----- Provided records
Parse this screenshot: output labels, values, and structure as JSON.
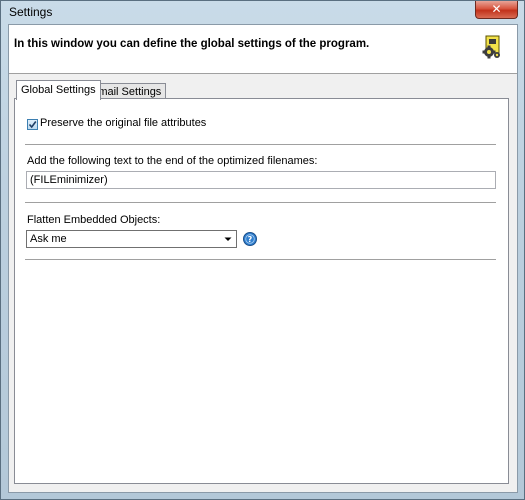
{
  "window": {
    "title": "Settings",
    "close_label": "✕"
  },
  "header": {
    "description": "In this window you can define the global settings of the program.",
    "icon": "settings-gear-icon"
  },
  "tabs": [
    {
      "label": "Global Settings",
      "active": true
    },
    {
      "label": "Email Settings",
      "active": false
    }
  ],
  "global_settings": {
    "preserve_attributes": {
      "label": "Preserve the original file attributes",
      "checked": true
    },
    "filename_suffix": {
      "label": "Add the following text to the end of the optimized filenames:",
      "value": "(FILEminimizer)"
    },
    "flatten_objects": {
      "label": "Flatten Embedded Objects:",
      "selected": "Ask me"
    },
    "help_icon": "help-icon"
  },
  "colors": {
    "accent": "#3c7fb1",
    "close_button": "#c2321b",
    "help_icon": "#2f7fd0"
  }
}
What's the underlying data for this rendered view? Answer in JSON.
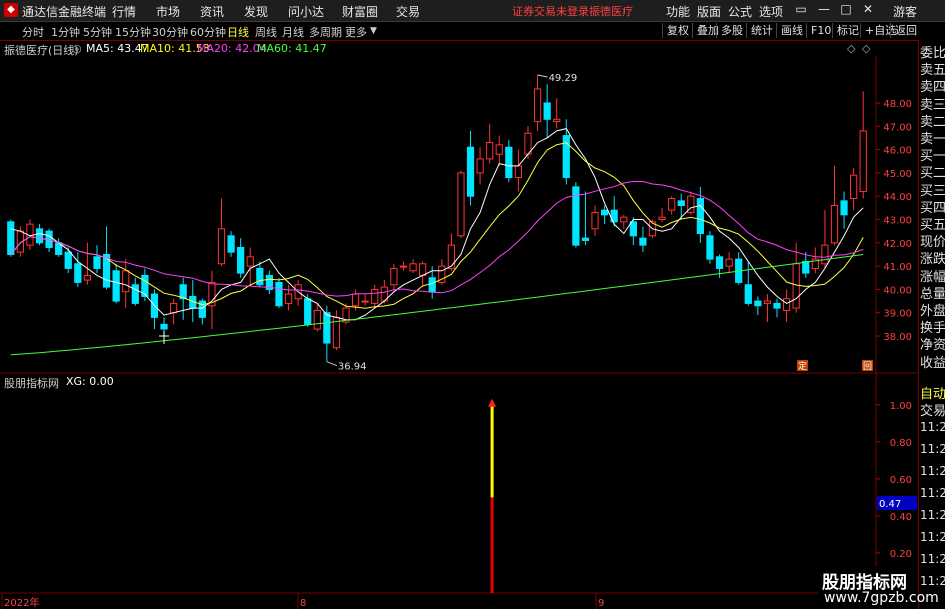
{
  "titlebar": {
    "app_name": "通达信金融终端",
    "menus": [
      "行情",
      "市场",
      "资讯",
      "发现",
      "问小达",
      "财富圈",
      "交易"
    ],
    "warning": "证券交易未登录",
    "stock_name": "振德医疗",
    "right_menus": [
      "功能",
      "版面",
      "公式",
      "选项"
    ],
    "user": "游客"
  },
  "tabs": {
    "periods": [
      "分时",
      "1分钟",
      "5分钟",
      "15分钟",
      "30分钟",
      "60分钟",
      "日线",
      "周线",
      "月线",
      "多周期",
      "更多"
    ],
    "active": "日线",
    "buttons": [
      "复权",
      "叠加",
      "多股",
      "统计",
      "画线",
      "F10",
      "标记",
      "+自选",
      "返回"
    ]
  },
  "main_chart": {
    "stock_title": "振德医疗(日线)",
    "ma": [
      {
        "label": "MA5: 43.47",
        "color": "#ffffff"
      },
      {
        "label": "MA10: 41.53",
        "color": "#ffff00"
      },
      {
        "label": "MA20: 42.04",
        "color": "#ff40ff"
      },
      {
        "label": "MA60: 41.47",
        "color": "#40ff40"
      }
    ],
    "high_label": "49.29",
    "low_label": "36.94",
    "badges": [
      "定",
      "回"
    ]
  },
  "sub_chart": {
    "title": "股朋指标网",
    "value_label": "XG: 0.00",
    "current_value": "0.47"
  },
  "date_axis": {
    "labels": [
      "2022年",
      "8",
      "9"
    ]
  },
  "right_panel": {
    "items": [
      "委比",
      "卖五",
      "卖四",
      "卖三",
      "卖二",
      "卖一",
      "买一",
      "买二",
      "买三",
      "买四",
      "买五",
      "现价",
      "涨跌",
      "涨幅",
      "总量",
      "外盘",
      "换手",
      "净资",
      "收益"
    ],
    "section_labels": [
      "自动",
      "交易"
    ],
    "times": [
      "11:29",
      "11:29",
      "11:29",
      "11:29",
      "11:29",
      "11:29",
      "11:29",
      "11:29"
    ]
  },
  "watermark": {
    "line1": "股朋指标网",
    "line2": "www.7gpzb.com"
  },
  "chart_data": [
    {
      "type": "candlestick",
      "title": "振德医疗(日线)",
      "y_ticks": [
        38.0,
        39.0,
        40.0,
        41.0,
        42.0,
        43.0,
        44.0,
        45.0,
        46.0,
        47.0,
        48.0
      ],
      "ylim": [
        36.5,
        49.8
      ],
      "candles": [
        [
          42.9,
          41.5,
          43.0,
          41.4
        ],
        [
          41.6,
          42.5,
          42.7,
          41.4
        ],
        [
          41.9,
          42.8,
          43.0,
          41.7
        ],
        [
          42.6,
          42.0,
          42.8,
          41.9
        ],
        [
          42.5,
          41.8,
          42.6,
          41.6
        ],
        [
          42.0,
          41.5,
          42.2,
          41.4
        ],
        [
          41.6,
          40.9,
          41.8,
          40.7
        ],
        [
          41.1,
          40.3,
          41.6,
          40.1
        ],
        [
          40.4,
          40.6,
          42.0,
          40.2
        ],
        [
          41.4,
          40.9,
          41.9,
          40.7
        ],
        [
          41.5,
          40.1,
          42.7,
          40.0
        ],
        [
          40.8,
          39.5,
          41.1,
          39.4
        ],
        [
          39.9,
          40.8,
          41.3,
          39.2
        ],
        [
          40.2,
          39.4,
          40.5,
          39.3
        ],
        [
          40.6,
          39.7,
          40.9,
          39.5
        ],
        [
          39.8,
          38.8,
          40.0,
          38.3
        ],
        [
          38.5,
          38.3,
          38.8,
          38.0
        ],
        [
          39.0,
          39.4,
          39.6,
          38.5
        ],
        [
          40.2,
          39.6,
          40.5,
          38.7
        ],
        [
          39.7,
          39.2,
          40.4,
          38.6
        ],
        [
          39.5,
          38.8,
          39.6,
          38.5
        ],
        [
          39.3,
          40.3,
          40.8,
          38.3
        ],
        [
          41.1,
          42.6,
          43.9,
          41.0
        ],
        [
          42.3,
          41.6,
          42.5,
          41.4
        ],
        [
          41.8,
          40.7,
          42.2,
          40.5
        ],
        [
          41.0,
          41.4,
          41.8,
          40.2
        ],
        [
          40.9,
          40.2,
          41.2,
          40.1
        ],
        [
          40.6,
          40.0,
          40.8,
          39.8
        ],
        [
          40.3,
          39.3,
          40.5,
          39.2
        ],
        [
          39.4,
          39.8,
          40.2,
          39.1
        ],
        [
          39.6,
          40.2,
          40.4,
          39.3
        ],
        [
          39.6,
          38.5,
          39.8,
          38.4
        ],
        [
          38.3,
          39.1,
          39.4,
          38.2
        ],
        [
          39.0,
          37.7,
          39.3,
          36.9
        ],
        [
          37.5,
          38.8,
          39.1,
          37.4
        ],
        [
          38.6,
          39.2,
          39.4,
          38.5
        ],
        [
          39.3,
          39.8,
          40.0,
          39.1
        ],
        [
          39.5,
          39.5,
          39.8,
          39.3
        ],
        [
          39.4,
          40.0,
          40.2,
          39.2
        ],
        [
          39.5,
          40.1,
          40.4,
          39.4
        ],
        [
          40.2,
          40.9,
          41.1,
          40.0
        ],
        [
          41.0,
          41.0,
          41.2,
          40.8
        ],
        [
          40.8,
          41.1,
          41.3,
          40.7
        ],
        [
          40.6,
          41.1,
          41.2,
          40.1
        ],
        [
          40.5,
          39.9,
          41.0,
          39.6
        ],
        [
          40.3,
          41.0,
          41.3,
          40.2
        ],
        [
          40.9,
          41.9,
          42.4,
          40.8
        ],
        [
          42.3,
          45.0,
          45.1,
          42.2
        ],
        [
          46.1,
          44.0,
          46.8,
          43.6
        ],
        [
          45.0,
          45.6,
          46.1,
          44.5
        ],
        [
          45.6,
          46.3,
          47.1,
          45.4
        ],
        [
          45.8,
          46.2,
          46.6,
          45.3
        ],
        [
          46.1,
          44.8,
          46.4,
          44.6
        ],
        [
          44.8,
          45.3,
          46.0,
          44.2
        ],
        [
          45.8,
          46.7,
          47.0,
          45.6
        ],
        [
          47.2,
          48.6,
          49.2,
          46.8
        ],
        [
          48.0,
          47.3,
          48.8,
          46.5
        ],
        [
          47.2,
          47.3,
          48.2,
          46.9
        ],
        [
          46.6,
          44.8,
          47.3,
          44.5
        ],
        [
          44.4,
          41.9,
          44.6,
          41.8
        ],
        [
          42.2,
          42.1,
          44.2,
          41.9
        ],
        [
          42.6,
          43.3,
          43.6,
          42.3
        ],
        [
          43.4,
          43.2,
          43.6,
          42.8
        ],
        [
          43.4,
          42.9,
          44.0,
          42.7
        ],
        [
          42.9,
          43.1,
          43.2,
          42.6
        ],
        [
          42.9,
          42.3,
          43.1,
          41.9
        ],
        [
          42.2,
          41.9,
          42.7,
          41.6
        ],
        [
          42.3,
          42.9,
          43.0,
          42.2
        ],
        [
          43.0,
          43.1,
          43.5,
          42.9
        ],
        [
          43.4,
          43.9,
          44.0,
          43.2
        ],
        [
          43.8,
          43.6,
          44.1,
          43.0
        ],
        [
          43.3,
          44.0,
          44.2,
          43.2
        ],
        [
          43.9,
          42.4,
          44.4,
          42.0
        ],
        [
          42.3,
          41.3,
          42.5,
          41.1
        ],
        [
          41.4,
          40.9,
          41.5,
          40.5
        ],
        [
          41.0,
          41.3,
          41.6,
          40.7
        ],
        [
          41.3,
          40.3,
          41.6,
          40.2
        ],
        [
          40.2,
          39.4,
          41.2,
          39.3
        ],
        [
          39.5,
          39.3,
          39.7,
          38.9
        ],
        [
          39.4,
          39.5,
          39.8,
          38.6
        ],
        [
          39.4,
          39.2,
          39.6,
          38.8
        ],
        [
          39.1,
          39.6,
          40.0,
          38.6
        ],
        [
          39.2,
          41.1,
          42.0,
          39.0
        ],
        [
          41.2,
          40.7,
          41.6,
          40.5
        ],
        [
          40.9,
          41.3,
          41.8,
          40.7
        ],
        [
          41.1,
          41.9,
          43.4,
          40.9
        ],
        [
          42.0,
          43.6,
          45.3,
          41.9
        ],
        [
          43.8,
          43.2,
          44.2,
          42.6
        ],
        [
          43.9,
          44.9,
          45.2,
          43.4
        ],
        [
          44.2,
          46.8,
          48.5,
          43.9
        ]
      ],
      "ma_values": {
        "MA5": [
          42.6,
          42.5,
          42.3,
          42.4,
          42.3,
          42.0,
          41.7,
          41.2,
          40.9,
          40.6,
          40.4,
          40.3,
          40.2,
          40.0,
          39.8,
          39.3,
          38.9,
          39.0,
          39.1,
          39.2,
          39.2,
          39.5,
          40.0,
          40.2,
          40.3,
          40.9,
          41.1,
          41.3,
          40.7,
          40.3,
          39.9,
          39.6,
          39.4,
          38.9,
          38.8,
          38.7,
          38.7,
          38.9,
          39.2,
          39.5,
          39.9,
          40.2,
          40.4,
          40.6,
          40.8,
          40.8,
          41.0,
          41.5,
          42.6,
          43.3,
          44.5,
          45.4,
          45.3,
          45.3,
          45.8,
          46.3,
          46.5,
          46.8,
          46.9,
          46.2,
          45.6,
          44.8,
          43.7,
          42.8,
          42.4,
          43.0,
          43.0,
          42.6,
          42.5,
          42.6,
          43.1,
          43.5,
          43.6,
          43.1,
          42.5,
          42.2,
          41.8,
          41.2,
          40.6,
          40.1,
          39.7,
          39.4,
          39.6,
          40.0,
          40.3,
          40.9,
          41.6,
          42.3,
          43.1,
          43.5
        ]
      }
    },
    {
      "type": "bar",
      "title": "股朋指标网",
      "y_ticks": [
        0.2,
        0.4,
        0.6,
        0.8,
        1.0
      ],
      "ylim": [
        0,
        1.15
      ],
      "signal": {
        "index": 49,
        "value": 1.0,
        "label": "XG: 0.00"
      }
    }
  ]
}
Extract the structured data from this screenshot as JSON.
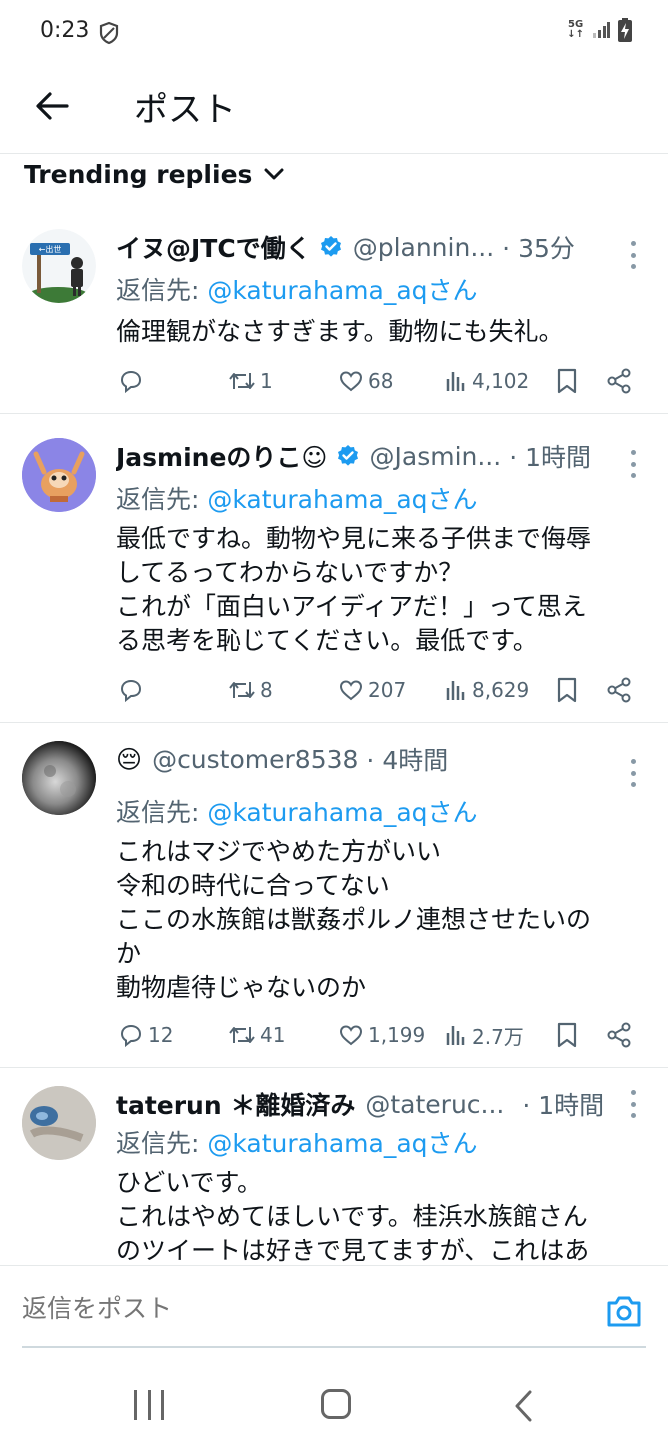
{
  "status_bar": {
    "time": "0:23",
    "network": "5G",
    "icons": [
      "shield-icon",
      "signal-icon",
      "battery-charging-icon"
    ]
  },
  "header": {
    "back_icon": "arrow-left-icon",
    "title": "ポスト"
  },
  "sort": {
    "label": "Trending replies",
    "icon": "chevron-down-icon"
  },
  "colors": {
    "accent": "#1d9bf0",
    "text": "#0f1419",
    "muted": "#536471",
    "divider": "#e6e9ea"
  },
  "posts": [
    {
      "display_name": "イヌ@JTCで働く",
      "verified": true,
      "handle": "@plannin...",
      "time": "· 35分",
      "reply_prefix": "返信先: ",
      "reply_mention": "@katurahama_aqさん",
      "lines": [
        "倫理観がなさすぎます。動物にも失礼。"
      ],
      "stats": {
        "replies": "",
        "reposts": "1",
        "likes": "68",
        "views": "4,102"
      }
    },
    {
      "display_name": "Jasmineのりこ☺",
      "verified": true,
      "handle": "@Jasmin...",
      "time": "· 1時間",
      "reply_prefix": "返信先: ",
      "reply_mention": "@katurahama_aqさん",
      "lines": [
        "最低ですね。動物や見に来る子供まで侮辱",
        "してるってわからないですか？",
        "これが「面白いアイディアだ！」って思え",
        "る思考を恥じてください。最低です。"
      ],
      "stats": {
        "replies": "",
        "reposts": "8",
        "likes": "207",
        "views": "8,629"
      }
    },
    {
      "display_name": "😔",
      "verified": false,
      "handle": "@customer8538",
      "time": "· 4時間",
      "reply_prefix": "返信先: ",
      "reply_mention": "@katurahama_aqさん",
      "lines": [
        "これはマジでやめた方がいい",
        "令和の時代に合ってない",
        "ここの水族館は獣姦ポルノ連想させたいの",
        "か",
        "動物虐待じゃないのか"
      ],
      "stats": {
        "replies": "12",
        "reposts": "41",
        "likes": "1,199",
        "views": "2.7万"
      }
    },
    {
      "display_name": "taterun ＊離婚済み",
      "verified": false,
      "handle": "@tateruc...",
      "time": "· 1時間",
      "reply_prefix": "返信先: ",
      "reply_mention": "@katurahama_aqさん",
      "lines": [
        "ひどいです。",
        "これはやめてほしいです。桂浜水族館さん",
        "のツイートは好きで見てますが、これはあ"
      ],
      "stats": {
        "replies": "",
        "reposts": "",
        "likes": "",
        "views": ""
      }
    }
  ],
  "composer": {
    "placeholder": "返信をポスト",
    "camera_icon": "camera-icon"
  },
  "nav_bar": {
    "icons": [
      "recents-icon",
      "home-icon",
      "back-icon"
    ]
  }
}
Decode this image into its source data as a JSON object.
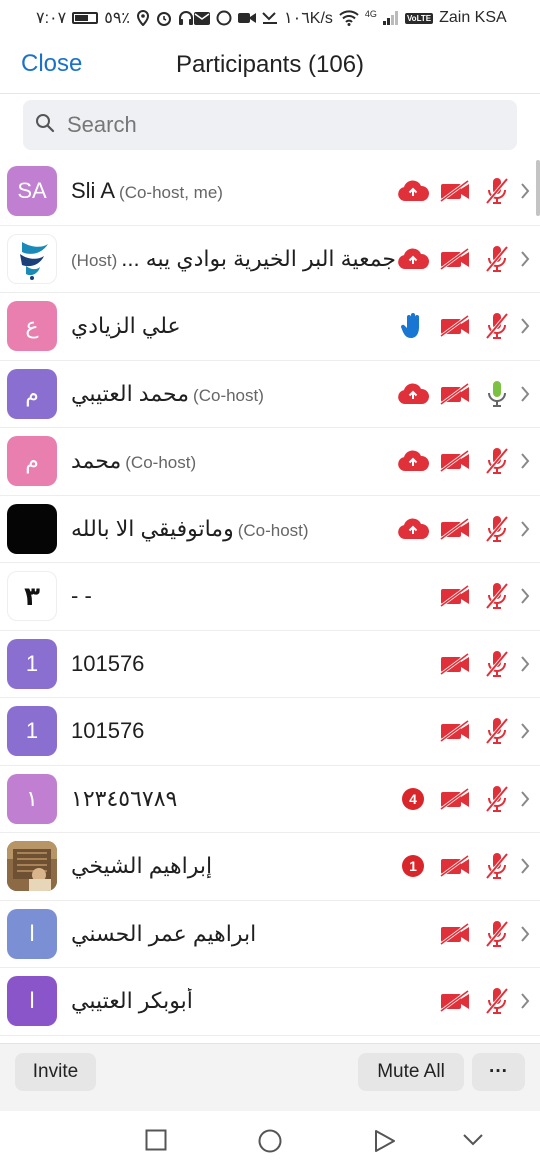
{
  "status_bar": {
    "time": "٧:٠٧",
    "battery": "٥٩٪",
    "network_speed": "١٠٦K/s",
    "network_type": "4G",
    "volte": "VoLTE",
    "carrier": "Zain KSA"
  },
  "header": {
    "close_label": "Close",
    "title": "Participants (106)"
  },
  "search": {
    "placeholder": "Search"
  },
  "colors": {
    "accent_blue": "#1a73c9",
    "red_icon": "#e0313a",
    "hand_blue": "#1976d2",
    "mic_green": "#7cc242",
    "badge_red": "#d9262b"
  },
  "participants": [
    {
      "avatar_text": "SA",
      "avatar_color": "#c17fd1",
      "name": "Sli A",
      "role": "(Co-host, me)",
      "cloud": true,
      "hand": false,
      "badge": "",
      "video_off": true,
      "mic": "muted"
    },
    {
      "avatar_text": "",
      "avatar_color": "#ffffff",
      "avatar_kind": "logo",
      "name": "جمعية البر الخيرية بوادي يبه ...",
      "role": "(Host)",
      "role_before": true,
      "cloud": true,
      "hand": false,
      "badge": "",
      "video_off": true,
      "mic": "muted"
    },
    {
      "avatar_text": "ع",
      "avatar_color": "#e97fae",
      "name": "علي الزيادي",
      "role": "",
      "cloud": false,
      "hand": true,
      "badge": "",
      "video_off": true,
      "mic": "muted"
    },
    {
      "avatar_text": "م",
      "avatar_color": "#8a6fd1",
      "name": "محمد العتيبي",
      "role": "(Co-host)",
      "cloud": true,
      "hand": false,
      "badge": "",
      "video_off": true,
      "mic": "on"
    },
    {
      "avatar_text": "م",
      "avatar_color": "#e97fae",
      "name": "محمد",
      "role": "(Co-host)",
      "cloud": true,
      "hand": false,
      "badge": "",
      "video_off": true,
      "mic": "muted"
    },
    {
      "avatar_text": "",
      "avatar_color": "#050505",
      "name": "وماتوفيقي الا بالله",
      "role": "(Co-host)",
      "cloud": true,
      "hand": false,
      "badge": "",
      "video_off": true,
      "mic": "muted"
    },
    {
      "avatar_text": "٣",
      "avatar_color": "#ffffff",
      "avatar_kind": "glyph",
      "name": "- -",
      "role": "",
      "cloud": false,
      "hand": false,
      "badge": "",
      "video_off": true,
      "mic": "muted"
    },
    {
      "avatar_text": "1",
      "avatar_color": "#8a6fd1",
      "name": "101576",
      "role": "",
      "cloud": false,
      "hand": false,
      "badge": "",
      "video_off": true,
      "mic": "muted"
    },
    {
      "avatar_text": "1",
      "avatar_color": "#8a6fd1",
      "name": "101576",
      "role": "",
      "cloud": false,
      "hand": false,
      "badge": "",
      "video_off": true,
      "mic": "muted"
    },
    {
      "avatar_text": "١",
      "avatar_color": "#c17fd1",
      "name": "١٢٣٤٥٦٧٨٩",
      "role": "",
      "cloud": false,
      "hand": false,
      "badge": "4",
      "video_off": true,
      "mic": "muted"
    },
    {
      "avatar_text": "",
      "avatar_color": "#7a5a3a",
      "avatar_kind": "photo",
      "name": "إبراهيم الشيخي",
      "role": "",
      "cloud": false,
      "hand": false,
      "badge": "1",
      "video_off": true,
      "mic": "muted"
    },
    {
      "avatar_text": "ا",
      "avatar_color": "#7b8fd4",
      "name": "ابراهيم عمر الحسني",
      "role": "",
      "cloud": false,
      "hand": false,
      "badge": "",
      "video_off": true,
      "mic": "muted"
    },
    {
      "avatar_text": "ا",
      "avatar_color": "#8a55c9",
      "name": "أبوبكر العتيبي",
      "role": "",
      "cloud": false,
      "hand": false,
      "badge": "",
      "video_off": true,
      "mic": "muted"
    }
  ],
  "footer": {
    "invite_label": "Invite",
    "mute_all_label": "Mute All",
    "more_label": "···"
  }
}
----------
» **What to work on**: Pick out the lines above containing the word "this", then copy them.

» **Response**:
Parse this screenshot: output labels, values, and structure as JSON.
    "description": "In this window you can define the global settings of the program.",
What's the underlying data for this rendered view? Answer in JSON.
Extract the structured data from this screenshot as JSON.
Decode this image into its source data as a JSON object.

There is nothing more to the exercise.